**STATED GOAL**
Return, word for word, every line that follows.

◇ ◇ ◇

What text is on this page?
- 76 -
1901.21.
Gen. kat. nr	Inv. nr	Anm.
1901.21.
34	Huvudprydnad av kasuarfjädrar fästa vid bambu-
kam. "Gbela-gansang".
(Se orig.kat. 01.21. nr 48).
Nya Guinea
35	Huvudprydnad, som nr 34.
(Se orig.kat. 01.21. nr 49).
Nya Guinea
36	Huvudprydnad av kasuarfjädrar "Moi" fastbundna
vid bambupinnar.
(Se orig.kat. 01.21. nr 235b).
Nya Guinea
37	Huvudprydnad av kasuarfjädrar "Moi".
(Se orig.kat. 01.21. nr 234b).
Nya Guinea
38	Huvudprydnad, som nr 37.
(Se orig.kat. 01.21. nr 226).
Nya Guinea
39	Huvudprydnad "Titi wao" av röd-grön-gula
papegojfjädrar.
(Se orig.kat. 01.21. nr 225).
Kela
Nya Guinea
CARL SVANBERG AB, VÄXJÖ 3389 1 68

◇ ◇ ◇

**RESULT BELOW**
What text is on this page?
- 76 -
1901.21.
Gen. kat. nr	Inv. nr	Anm.
1901.21.
34	Huvudprydnad av kasuarfjädrar fästa vid bambu-
kam. "Gbela-gansang".
(Se orig.kat. 01.21. nr 48).
Nya Guinea
35	Huvudprydnad, som nr 34.
(Se orig.kat. 01.21. nr 49).
Nya Guinea
36	Huvudprydnad av kasuarfjädrar "Moi" fastbundna
vid bambupinnar.
(Se orig.kat. 01.21. nr 235b).
Nya Guinea
37	Huvudprydnad av kasuarfjädrar "Moi".
(Se orig.kat. 01.21. nr 234b).
Nya Guinea
38	Huvudprydnad, som nr 37.
(Se orig.kat. 01.21. nr 226).
Nya Guinea
39	Huvudprydnad "Titi wao" av röd-grön-gula
papegojfjädrar.
(Se orig.kat. 01.21. nr 225).
Kela
Nya Guinea
CARL SVANBERG AB, VÄXJÖ 3389 1 68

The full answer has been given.